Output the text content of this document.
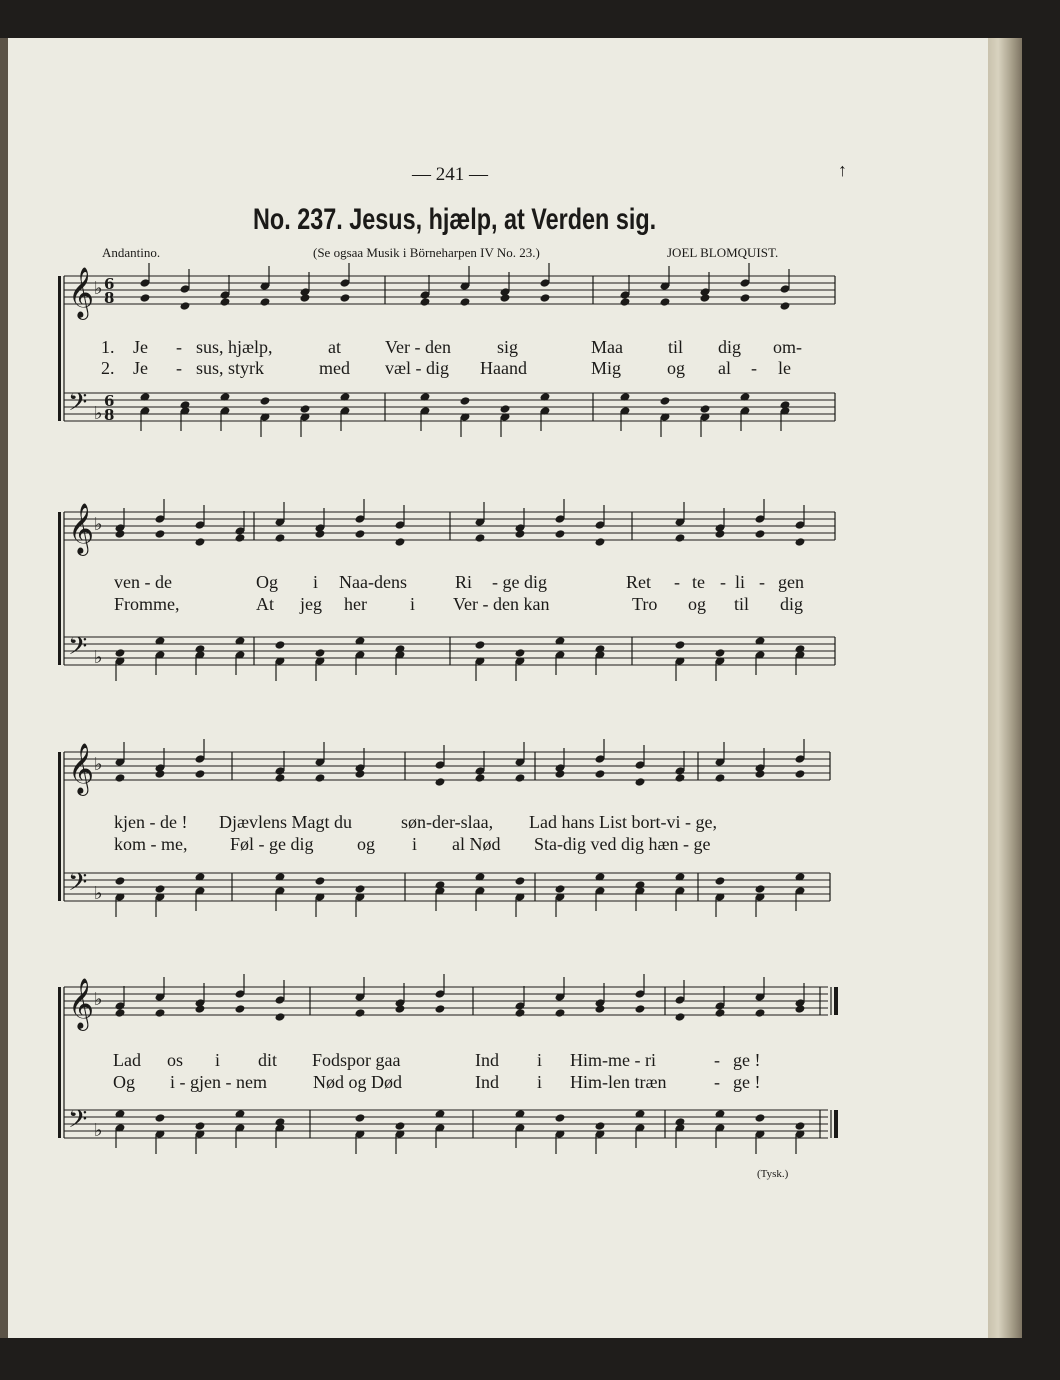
— 241 —	↑
No. 237. Jesus, hjælp, at Verden sig.
Andantino.	(Se ogsaa Musik i Börneharpen IV No. 23.)	JOEL BLOMQUIST.
(Tysk.)
𝄞
𝄢
♭
♭
6
8
6
8
𝄞
𝄢
♭
♭
𝄞
𝄢
♭
♭
𝄞
𝄢
♭
♭
1. Je - sus, hjælp,	at Ver - den	sig	Maa	til dig om-
2. Je - sus, styrk	med væl - dig Haand	Mig	og al - le
ven - de	Og i Naa-dens	Ri - ge dig	Ret - te - li - gen
Fromme,	At jeg her i Ver - den kan	Tro og til dig
kjen - de ! Djævlens Magt du	søn-der-slaa, Lad hans List bort-vi - ge,
kom - me, Føl - ge dig og i al Nød Sta-dig ved dig hæn - ge
Lad os i dit Fodspor gaa	Ind i Him-me - ri	- ge !
Og i - gjen - nem	Nød og Død	Ind i Him-len træn	- ge !
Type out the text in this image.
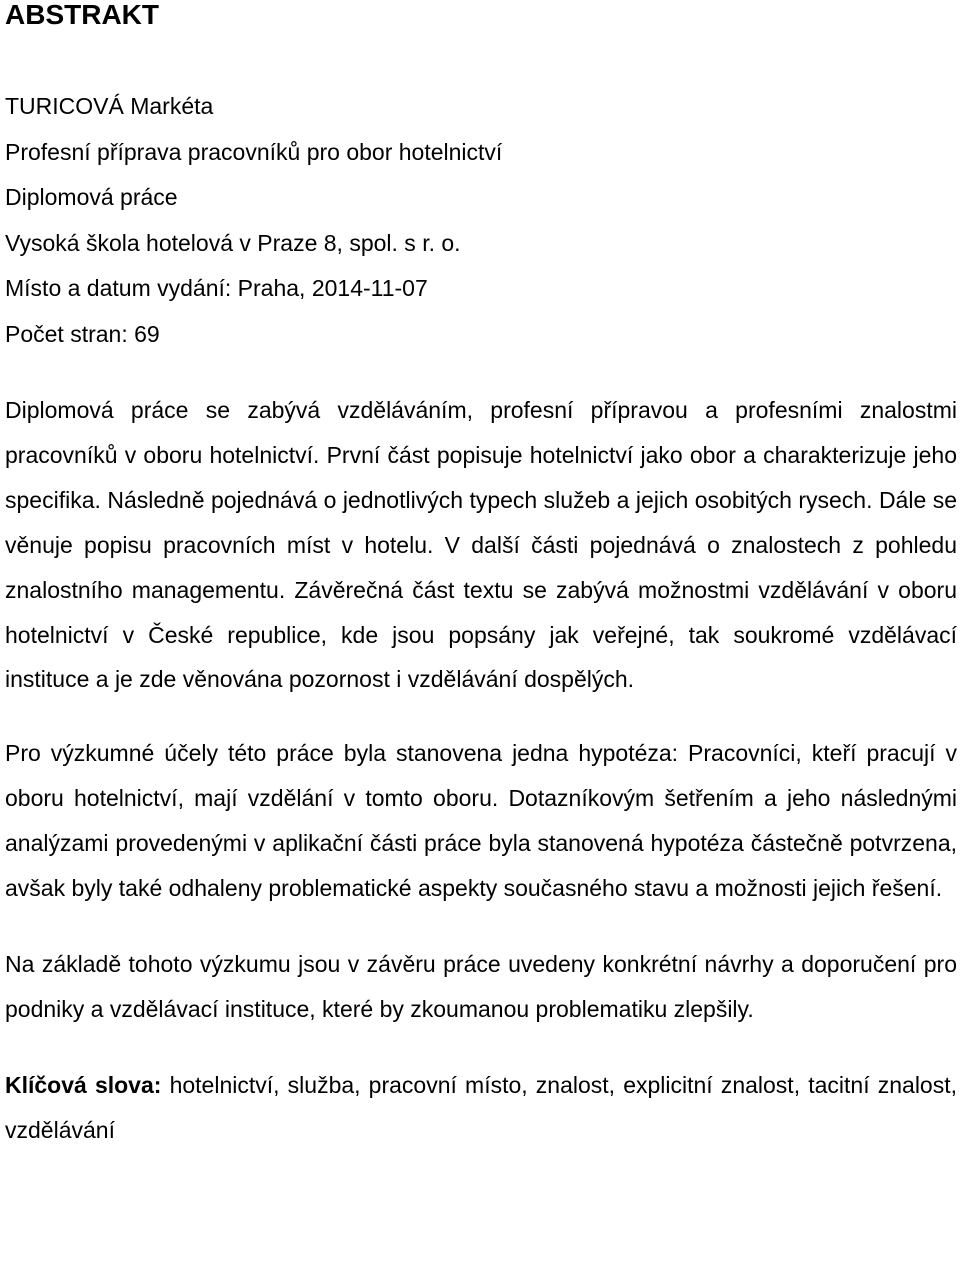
ABSTRAKT
TURICOVÁ Markéta
Profesní příprava pracovníků pro obor hotelnictví
Diplomová práce
Vysoká škola hotelová v Praze 8, spol. s r. o.
Místo a datum vydání: Praha, 2014-11-07
Počet stran: 69

Diplomová práce se zabývá vzděláváním, profesní přípravou a profesními znalostmi pracovníků v oboru hotelnictví. První část popisuje hotelnictví jako obor a charakterizuje jeho specifika. Následně pojednává o jednotlivých typech služeb a jejich osobitých rysech. Dále se věnuje popisu pracovních míst v hotelu. V další části pojednává o znalostech z pohledu znalostního managementu. Závěrečná část textu se zabývá možnostmi vzdělávání v oboru hotelnictví v České republice, kde jsou popsány jak veřejné, tak soukromé vzdělávací instituce a je zde věnována pozornost i vzdělávání dospělých.

Pro výzkumné účely této práce byla stanovena jedna hypotéza: Pracovníci, kteří pracují v oboru hotelnictví, mají vzdělání v tomto oboru. Dotazníkovým šetřením a jeho následnými analýzami provedenými v aplikační části práce byla stanovená hypotéza částečně potvrzena, avšak byly také odhaleny problematické aspekty současného stavu a možnosti jejich řešení.

Na základě tohoto výzkumu jsou v závěru práce uvedeny konkrétní návrhy a doporučení pro podniky a vzdělávací instituce, které by zkoumanou problematiku zlepšily.

Klíčová slova: hotelnictví, služba, pracovní místo, znalost, explicitní znalost, tacitní znalost, vzdělávání
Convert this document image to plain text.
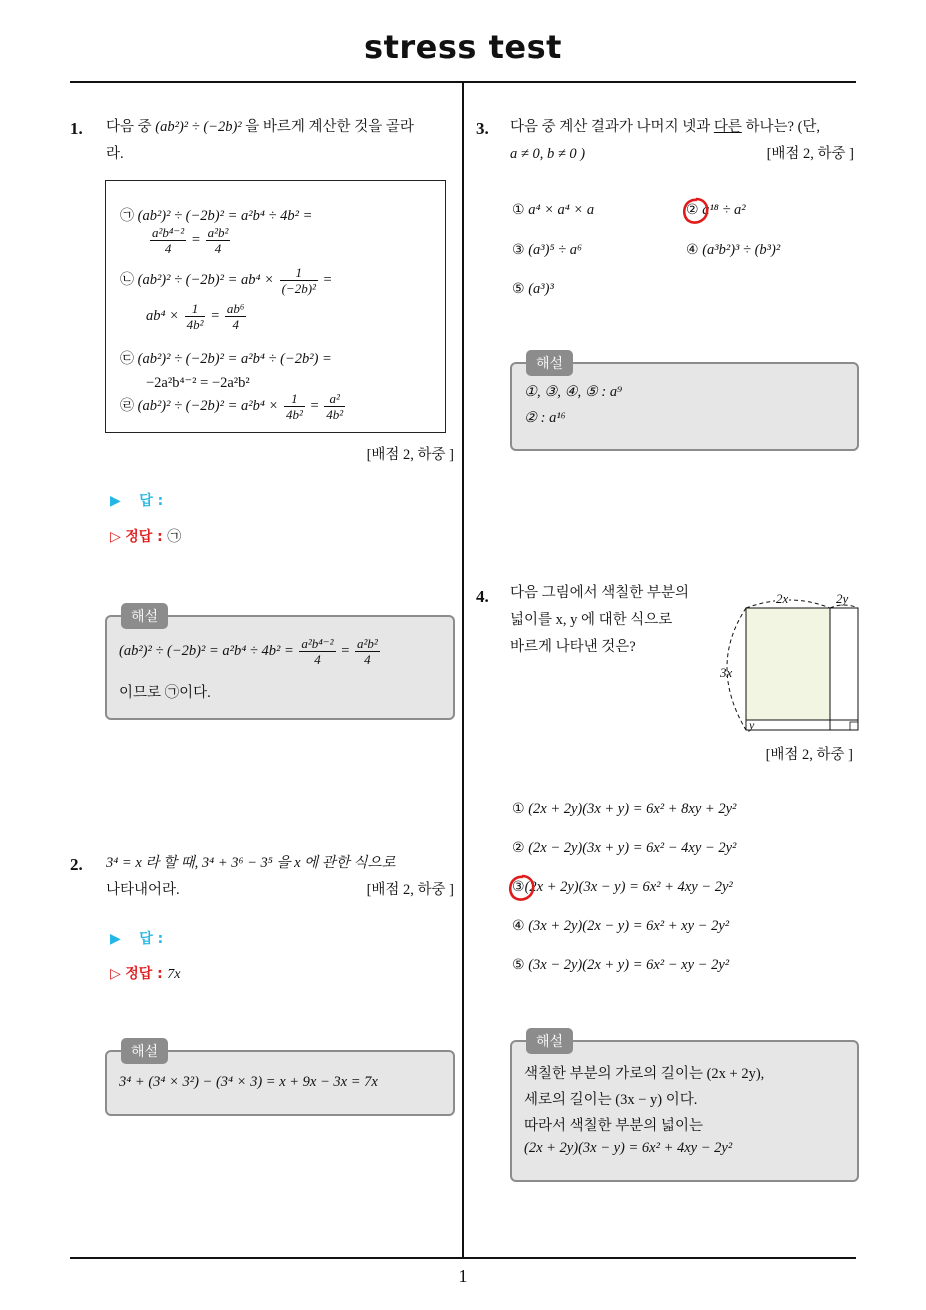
stress test
1
1. 다음 중 (ab²)² ÷ (−2b)² 을 바르게 계산한 것을 골라
라.
㉠ (ab²)² ÷ (−2b)² = a²b⁴ ÷ 4b² =
$\frac{\text{a²b⁴⁻²}}{4} = \frac{\text{a²b²}}{4}$
㉡ $(ab^2)^2 \div (-2b)^2 = ab^4 \times \frac{1}{\text{(−2b)²}}$ =
$ab^4 \times \frac{1}{\text{4b²}} = \frac{\text{ab⁶}}{4}$
㉢ (ab²)² ÷ (−2b)² = a²b⁴ ÷ (−2b²) =
−2a²b⁴⁻² = −2a²b²
㉣ $(ab^2)^2 \div (-2b)^2 = a^2b^4 \times \frac{1}{\text{4b²}} = \frac{\text{a²}}{\text{4b²}}$
[배점 2, 하중 ]
▶ 답 :
▷ 정답 : ㉠
해설
$(ab^2)^2 \div (-2b)^2 = a^2b^4 \div 4b^2 = \frac{\text{a²b⁴⁻²}}{4} = \frac{\text{a²b²}}{4}$
이므로 ㉠이다.
2. 3⁴ = x 라 할 때, 3⁴ + 3⁶ − 3⁵ 을 x 에 관한 식으로
나타내어라.	[배점 2, 하중 ]
▶ 답 :
▷ 정답 : 7x
해설
3⁴ + (3⁴ × 3²) − (3⁴ × 3) = x + 9x − 3x = 7x
3. 다음 중 계산 결과가 나머지 넷과 다른 하나는? (단,
a ≠ 0, b ≠ 0 )	[배점 2, 하중 ]
① a⁴ × a⁴ × a	② a¹⁸ ÷ a²
③ (a³)⁵ ÷ a⁶	④ (a³b²)³ ÷ (b³)²
⑤ (a³)³
해설
①, ③, ④, ⑤ : a⁹
② : a¹⁶
4. 다음 그림에서 색칠한 부분의
넓이를 x, y 에 대한 식으로
바르게 나타낸 것은?
2x	2y
3x
y
[배점 2, 하중 ]
① (2x + 2y)(3x + y) = 6x² + 8xy + 2y²
② (2x − 2y)(3x + y) = 6x² − 4xy − 2y²
③(2x + 2y)(3x − y) = 6x² + 4xy − 2y²
④ (3x + 2y)(2x − y) = 6x² + xy − 2y²
⑤ (3x − 2y)(2x + y) = 6x² − xy − 2y²
해설
색칠한 부분의 가로의 길이는 (2x + 2y),
세로의 길이는 (3x − y) 이다.
따라서 색칠한 부분의 넓이는
(2x + 2y)(3x − y) = 6x² + 4xy − 2y²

---

[WHAT THE TASK ASKS] Quote all the records verbatim, dropping any pictures from your copy.

[PROBLEM SOLUTION]
Output the text content of this document.
— 241 —	↑
No. 237. Jesus, hjælp, at Verden sig.
Andantino.	(Se ogsaa Musik i Börneharpen IV No. 23.)	JOEL BLOMQUIST.
(Tysk.)
𝄞
𝄢
♭
♭
6
8
6
8
𝄞
𝄢
♭
♭
𝄞
𝄢
♭
♭
𝄞
𝄢
♭
♭
1. Je - sus, hjælp,	at Ver - den	sig	Maa	til dig om-
2. Je - sus, styrk	med væl - dig Haand	Mig	og al - le
ven - de	Og i Naa-dens	Ri - ge dig	Ret - te - li - gen
Fromme,	At jeg her i Ver - den kan	Tro og til dig
kjen - de ! Djævlens Magt du	søn-der-slaa, Lad hans List bort-vi - ge,
kom - me, Føl - ge dig og i al Nød Sta-dig ved dig hæn - ge
Lad os i dit Fodspor gaa	Ind i Him-me - ri	- ge !
Og i - gjen - nem	Nød og Død	Ind i Him-len træn	- ge !
Type out the text in this image.
ABSTRAKT
TURICOVÁ Markéta
Profesní příprava pracovníků pro obor hotelnictví
Diplomová práce
Vysoká škola hotelová v Praze 8, spol. s r. o.
Místo a datum vydání: Praha, 2014-11-07
Počet stran: 69

Diplomová práce se zabývá vzděláváním, profesní přípravou a profesními znalostmi pracovníků v oboru hotelnictví. První část popisuje hotelnictví jako obor a charakterizuje jeho specifika. Následně pojednává o jednotlivých typech služeb a jejich osobitých rysech. Dále se věnuje popisu pracovních míst v hotelu. V další části pojednává o znalostech z pohledu znalostního managementu. Závěrečná část textu se zabývá možnostmi vzdělávání v oboru hotelnictví v České republice, kde jsou popsány jak veřejné, tak soukromé vzdělávací instituce a je zde věnována pozornost i vzdělávání dospělých.

Pro výzkumné účely této práce byla stanovena jedna hypotéza: Pracovníci, kteří pracují v oboru hotelnictví, mají vzdělání v tomto oboru. Dotazníkovým šetřením a jeho následnými analýzami provedenými v aplikační části práce byla stanovená hypotéza částečně potvrzena, avšak byly také odhaleny problematické aspekty současného stavu a možnosti jejich řešení.

Na základě tohoto výzkumu jsou v závěru práce uvedeny konkrétní návrhy a doporučení pro podniky a vzdělávací instituce, které by zkoumanou problematiku zlepšily.

Klíčová slova: hotelnictví, služba, pracovní místo, znalost, explicitní znalost, tacitní znalost, vzdělávání
Convert this document image to plain text.
stress test
1
1. 다음 중 (ab²)² ÷ (−2b)² 을 바르게 계산한 것을 골라
라.
㉠ (ab²)² ÷ (−2b)² = a²b⁴ ÷ 4b² =
$\frac{\text{a²b⁴⁻²}}{4} = \frac{\text{a²b²}}{4}$
㉡ $(ab^2)^2 \div (-2b)^2 = ab^4 \times \frac{1}{\text{(−2b)²}}$ =
$ab^4 \times \frac{1}{\text{4b²}} = \frac{\text{ab⁶}}{4}$
㉢ (ab²)² ÷ (−2b)² = a²b⁴ ÷ (−2b²) =
−2a²b⁴⁻² = −2a²b²
㉣ $(ab^2)^2 \div (-2b)^2 = a^2b^4 \times \frac{1}{\text{4b²}} = \frac{\text{a²}}{\text{4b²}}$
[배점 2, 하중 ]
▶ 답 :
▷ 정답 : ㉠
해설
$(ab^2)^2 \div (-2b)^2 = a^2b^4 \div 4b^2 = \frac{\text{a²b⁴⁻²}}{4} = \frac{\text{a²b²}}{4}$
이므로 ㉠이다.
2. 3⁴ = x 라 할 때, 3⁴ + 3⁶ − 3⁵ 을 x 에 관한 식으로
나타내어라.	[배점 2, 하중 ]
▶ 답 :
▷ 정답 : 7x
해설
3⁴ + (3⁴ × 3²) − (3⁴ × 3) = x + 9x − 3x = 7x
3. 다음 중 계산 결과가 나머지 넷과 다른 하나는? (단,
a ≠ 0, b ≠ 0 )	[배점 2, 하중 ]
① a⁴ × a⁴ × a	② a¹⁸ ÷ a²
③ (a³)⁵ ÷ a⁶	④ (a³b²)³ ÷ (b³)²
⑤ (a³)³
해설
①, ③, ④, ⑤ : a⁹
② : a¹⁶
4. 다음 그림에서 색칠한 부분의
넓이를 x, y 에 대한 식으로
바르게 나타낸 것은?
2x	2y
3x
y
[배점 2, 하중 ]
① (2x + 2y)(3x + y) = 6x² + 8xy + 2y²
② (2x − 2y)(3x + y) = 6x² − 4xy − 2y²
③(2x + 2y)(3x − y) = 6x² + 4xy − 2y²
④ (3x + 2y)(2x − y) = 6x² + xy − 2y²
⑤ (3x − 2y)(2x + y) = 6x² − xy − 2y²
해설
색칠한 부분의 가로의 길이는 (2x + 2y),
세로의 길이는 (3x − y) 이다.
따라서 색칠한 부분의 넓이는
(2x + 2y)(3x − y) = 6x² + 4xy − 2y²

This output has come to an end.